- What is being asked
Leave out any pictures and transcribe all other data below exactly.
start Input material
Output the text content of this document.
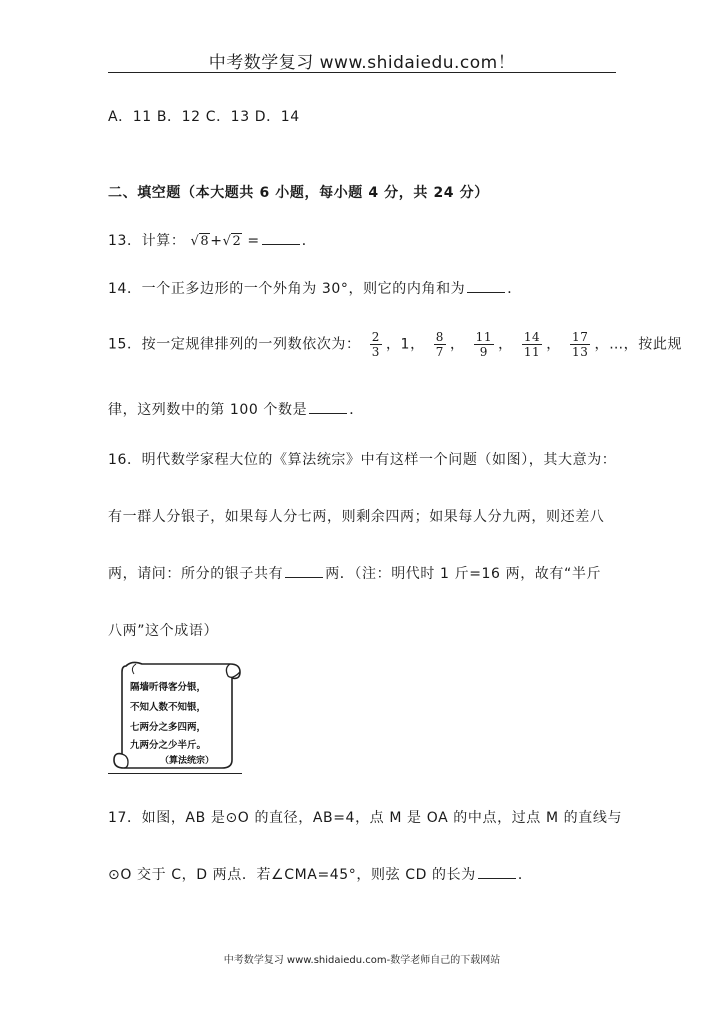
中考数学复习 www.shidaiedu.com！
A．11 B．12 C．13 D．14
二、填空题（本大题共 6 小题，每小题 4 分，共 24 分）
13．计算： √8+√2 =	．
14．一个正多边形的一个外角为 30°，则它的内角和为	．
15．按一定规律排列的一列数依次为： $\frac{2}{3}$ ，1， $\frac{8}{7}$ ， $\frac{11}{9}$ ， $\frac{14}{11}$ ， $\frac{17}{13}$ ，…，按此规
律，这列数中的第 100 个数是	．
16．明代数学家程大位的《算法统宗》中有这样一个问题（如图），其大意为：
有一群人分银子，如果每人分七两，则剩余四两；如果每人分九两，则还差八
两，请问：所分的银子共有	两．（注：明代时 1 斤=16 两，故有“半斤
八两”这个成语）
隔墙听得客分银，
不知人数不知银，
七两分之多四两，
九两分之少半斤。
（算法统宗）
17．如图，AB 是⊙O 的直径，AB=4，点 M 是 OA 的中点，过点 M 的直线与
⊙O 交于 C，D 两点．若∠CMA=45°，则弦 CD 的长为	．
中考数学复习 www.shidaiedu.com-数学老师自己的下载网站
end Input material
- Finished answer
Output the text content of this document.
中考数学复习 www.shidaiedu.com！
A．11 B．12 C．13 D．14
二、填空题（本大题共 6 小题，每小题 4 分，共 24 分）
13．计算： √8+√2 =	．
14．一个正多边形的一个外角为 30°，则它的内角和为	．
15．按一定规律排列的一列数依次为： $\frac{2}{3}$ ，1， $\frac{8}{7}$ ， $\frac{11}{9}$ ， $\frac{14}{11}$ ， $\frac{17}{13}$ ，…，按此规
律，这列数中的第 100 个数是	．
16．明代数学家程大位的《算法统宗》中有这样一个问题（如图），其大意为：
有一群人分银子，如果每人分七两，则剩余四两；如果每人分九两，则还差八
两，请问：所分的银子共有	两．（注：明代时 1 斤=16 两，故有“半斤
八两”这个成语）
隔墙听得客分银，
不知人数不知银，
七两分之多四两，
九两分之少半斤。
（算法统宗）
17．如图，AB 是⊙O 的直径，AB=4，点 M 是 OA 的中点，过点 M 的直线与
⊙O 交于 C，D 两点．若∠CMA=45°，则弦 CD 的长为	．
中考数学复习 www.shidaiedu.com-数学老师自己的下载网站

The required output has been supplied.